[Dataset items]

_ _ _ _

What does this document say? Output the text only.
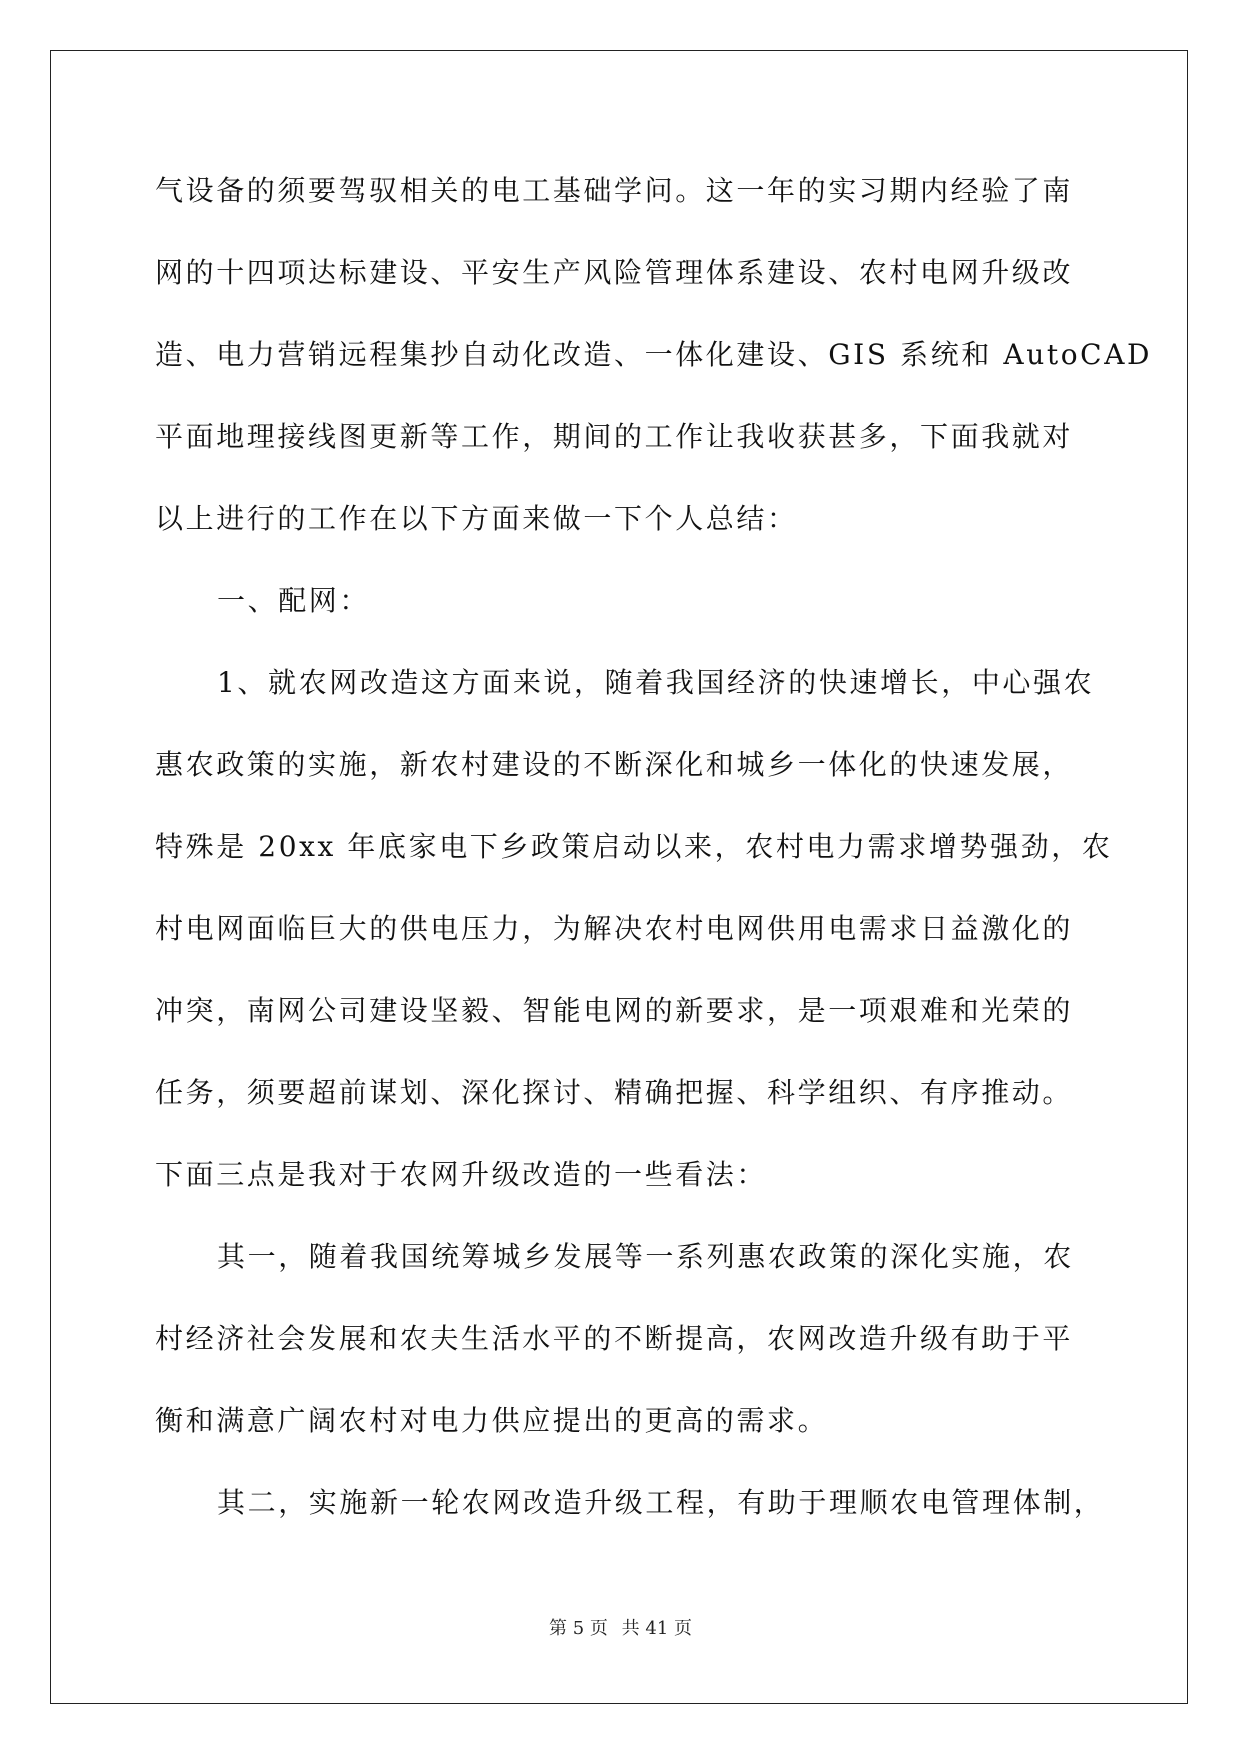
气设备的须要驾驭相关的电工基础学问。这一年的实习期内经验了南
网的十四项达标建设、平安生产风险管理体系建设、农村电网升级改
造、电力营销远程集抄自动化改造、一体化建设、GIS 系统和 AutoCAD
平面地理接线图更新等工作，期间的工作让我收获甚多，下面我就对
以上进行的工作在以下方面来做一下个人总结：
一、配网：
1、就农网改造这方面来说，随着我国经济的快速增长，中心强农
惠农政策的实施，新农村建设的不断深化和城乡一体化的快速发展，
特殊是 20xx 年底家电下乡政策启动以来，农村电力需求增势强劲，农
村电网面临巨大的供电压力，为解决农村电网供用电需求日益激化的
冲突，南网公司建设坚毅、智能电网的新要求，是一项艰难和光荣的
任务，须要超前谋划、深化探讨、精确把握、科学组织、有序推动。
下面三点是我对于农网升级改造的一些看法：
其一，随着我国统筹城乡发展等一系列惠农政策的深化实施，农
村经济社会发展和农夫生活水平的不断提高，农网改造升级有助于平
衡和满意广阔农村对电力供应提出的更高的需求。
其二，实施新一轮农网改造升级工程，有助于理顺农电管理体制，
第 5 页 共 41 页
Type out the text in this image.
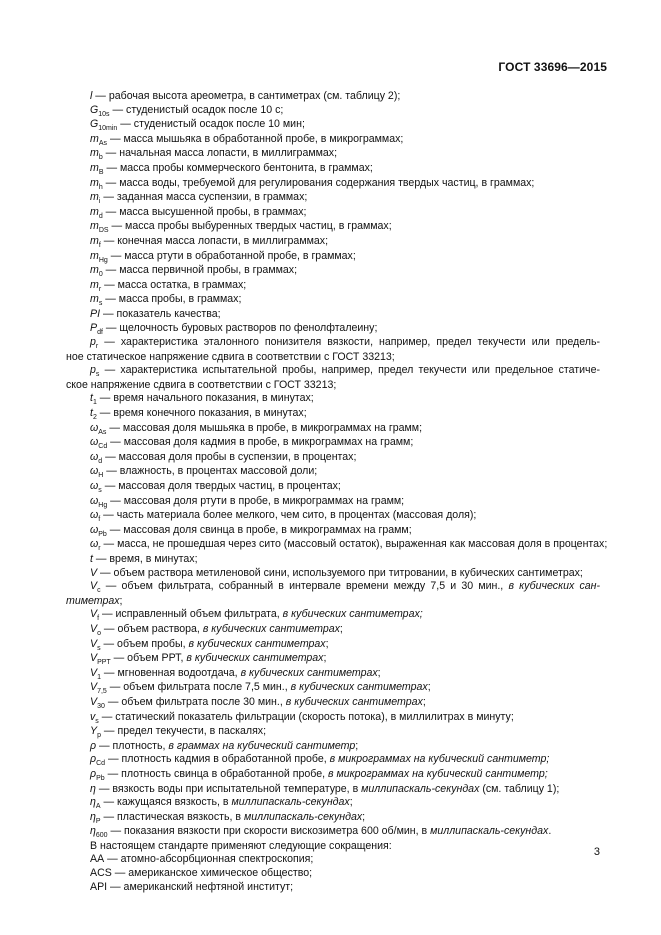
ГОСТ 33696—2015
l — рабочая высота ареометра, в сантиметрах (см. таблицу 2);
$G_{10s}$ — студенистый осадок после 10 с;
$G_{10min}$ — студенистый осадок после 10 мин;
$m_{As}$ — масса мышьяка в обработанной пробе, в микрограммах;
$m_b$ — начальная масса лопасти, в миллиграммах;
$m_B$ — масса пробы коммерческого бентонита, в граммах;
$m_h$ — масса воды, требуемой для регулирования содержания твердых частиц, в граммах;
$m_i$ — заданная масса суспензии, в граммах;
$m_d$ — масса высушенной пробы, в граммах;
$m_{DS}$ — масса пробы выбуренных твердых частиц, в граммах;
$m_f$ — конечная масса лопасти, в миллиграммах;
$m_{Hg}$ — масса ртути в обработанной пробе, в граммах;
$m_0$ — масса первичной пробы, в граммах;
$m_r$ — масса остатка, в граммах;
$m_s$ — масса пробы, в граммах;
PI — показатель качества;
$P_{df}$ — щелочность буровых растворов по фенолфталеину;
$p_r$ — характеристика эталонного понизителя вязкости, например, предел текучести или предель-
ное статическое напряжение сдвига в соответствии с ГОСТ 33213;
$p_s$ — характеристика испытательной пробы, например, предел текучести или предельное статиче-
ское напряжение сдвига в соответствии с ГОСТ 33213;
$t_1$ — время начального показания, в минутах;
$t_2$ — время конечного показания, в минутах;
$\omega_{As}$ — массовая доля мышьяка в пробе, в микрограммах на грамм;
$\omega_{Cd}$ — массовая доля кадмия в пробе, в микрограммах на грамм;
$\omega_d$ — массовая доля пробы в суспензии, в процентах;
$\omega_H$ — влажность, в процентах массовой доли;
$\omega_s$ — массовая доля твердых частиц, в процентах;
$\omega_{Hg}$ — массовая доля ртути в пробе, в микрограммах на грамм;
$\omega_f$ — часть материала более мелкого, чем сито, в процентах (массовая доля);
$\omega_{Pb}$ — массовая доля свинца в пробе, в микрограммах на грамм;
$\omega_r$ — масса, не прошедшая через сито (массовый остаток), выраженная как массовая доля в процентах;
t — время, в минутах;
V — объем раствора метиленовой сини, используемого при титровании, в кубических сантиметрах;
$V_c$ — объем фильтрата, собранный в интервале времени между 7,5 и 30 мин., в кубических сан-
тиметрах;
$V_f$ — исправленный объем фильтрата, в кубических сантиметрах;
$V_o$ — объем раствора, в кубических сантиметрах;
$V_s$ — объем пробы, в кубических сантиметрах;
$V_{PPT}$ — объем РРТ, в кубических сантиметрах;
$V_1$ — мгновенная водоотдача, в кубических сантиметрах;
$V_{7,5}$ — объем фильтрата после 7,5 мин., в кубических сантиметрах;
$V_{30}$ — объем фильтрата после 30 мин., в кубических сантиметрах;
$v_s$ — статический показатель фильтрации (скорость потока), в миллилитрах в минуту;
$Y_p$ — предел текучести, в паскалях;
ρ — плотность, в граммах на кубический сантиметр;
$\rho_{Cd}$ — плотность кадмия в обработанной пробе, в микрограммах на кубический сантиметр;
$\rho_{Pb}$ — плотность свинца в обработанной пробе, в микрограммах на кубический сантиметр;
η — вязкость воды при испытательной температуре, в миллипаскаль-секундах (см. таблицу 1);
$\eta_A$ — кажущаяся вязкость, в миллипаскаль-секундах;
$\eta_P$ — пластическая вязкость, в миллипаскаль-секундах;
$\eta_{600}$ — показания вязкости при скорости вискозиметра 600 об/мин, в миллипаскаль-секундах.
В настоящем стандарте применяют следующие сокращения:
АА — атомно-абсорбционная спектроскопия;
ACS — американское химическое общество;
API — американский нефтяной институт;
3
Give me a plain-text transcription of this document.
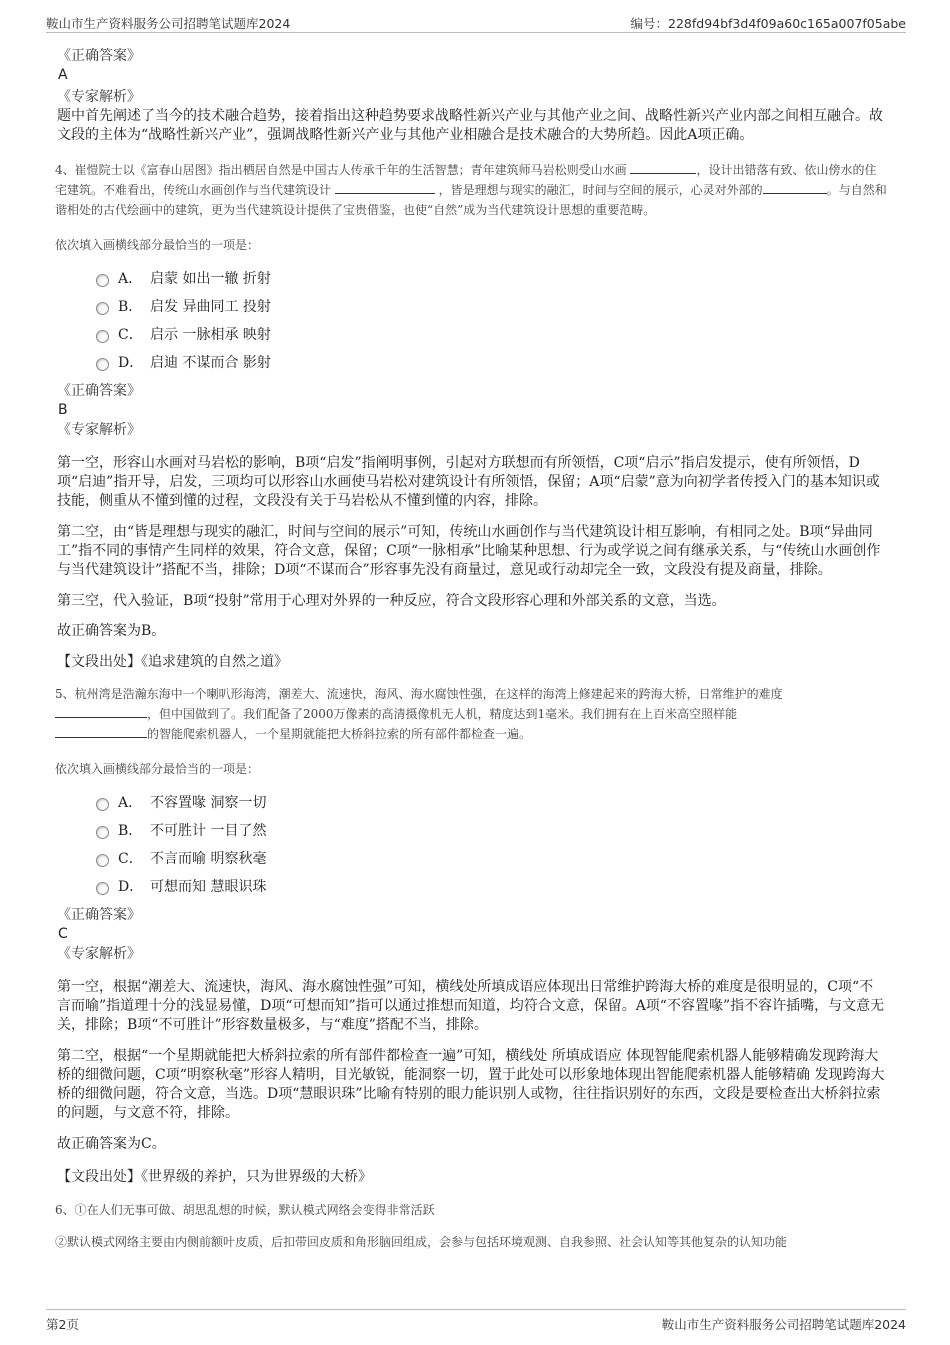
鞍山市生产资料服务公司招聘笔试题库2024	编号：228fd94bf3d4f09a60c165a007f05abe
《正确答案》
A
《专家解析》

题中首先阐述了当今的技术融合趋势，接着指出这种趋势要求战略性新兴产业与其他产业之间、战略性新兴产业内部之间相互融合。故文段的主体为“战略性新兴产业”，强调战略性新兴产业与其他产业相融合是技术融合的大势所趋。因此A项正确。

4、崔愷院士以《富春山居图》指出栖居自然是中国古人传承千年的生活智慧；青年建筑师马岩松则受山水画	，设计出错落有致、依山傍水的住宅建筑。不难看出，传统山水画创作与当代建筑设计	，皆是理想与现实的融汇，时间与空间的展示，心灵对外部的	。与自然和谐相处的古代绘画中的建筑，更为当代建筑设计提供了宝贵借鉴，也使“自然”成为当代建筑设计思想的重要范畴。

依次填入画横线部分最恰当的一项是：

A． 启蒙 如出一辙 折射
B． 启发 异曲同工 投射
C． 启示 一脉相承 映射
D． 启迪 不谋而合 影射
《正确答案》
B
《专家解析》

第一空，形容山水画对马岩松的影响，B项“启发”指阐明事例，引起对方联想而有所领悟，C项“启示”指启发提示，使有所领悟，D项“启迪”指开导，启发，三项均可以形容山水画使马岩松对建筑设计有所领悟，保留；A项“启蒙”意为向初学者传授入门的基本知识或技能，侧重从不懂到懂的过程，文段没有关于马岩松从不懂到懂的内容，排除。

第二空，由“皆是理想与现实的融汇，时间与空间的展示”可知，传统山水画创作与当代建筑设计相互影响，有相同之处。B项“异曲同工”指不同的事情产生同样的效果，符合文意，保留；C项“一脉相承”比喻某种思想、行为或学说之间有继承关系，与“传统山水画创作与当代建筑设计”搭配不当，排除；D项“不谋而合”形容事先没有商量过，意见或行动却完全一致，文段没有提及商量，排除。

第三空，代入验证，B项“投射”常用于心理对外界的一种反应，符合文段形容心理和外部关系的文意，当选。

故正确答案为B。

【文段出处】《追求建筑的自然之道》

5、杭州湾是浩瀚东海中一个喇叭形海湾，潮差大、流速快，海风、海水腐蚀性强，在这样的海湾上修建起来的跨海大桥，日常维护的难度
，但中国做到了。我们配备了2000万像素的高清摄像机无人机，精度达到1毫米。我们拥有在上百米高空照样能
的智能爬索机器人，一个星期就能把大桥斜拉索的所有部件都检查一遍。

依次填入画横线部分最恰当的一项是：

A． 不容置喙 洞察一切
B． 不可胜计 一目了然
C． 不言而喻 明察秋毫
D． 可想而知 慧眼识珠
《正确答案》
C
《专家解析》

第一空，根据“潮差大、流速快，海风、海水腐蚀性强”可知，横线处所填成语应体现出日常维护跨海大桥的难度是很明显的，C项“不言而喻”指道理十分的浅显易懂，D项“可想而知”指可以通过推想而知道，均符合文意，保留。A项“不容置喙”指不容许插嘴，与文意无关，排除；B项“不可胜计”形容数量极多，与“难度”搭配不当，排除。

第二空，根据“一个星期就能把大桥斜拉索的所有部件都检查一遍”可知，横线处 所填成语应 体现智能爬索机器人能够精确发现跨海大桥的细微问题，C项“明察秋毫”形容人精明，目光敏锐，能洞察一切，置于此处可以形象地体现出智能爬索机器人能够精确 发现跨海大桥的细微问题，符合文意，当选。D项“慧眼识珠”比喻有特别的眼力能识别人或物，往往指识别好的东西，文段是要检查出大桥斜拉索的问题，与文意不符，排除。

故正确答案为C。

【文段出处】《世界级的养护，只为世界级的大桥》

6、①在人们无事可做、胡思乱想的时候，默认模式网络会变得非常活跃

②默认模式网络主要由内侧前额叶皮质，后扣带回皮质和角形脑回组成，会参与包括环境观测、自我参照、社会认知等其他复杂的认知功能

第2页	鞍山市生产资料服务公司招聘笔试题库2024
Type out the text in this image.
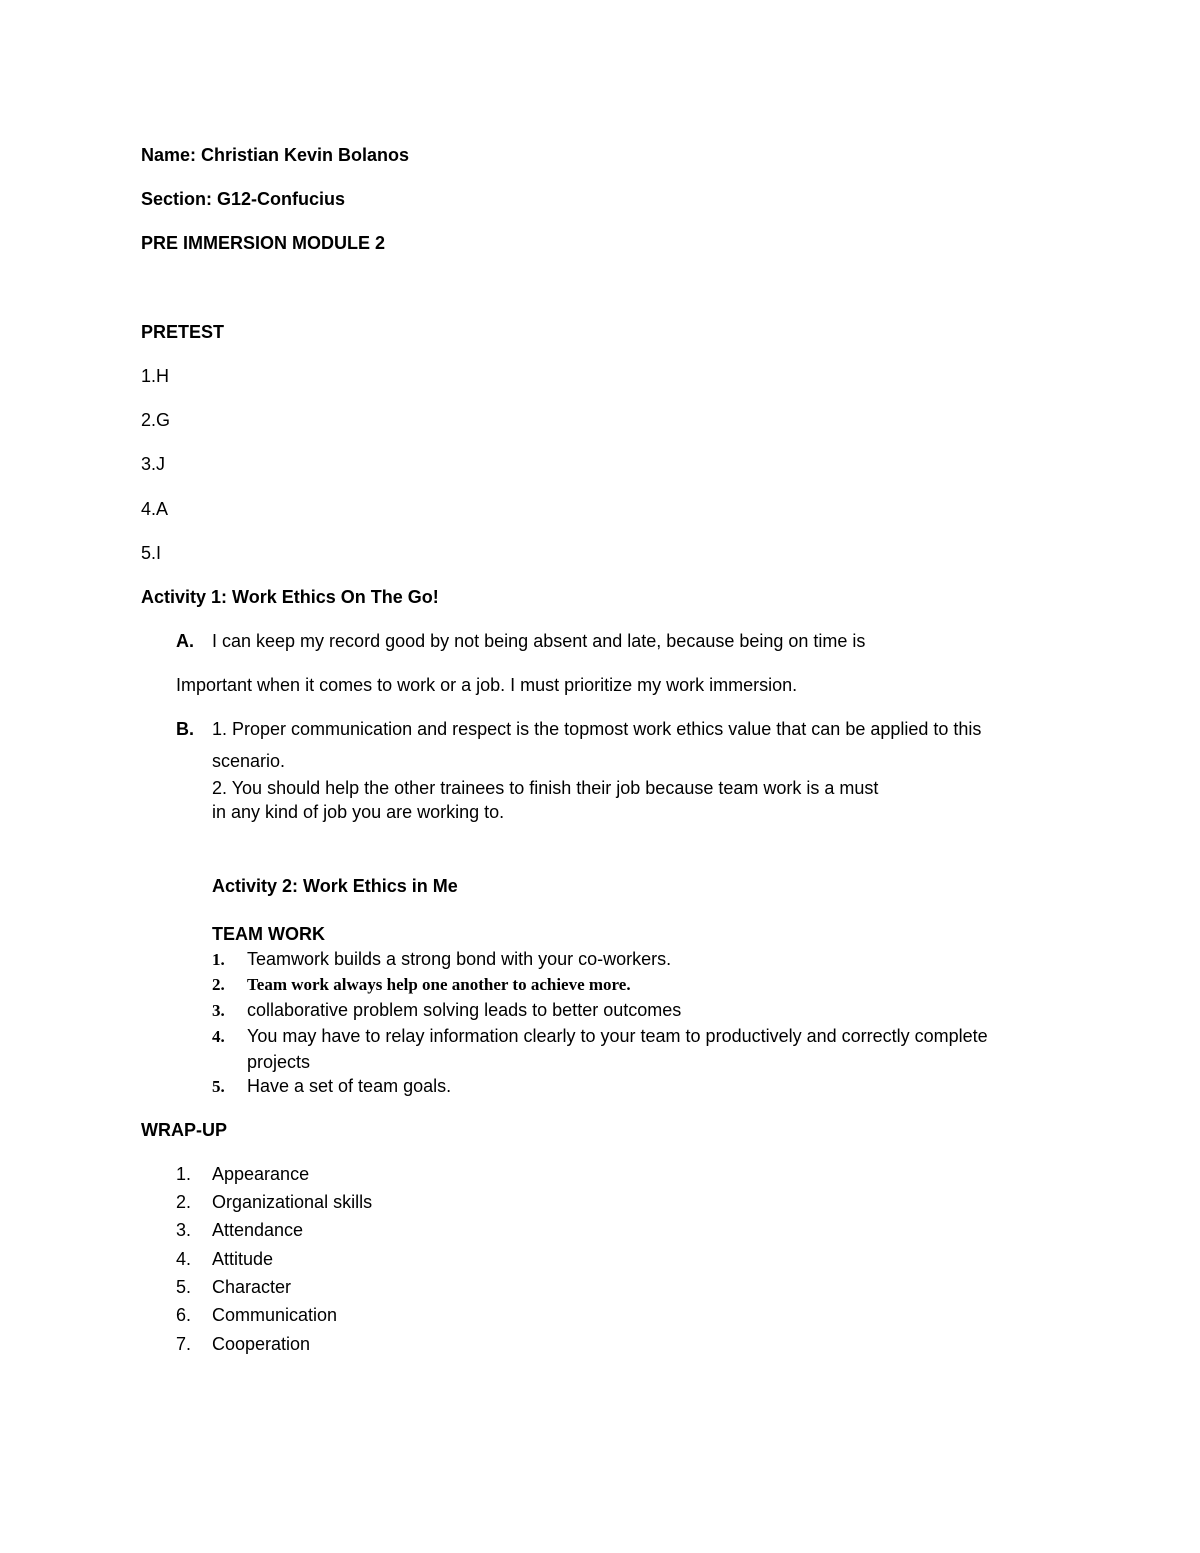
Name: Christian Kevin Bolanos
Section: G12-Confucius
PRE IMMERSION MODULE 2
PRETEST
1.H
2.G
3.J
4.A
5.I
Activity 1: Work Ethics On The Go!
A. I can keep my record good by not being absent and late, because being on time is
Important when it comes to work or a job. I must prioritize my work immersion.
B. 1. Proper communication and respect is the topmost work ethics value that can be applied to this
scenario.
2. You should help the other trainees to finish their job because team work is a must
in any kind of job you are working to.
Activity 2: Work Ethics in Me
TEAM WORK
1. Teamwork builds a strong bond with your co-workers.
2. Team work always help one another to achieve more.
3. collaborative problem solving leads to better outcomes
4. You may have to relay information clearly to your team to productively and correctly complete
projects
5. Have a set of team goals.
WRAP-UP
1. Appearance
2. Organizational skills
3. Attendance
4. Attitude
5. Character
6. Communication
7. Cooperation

_ _ _ _

- _REQUIRED WORK_
Work out how many lines above contain the word "кадмия". Give only the number.

- _EXERCISE OUTPUT_
2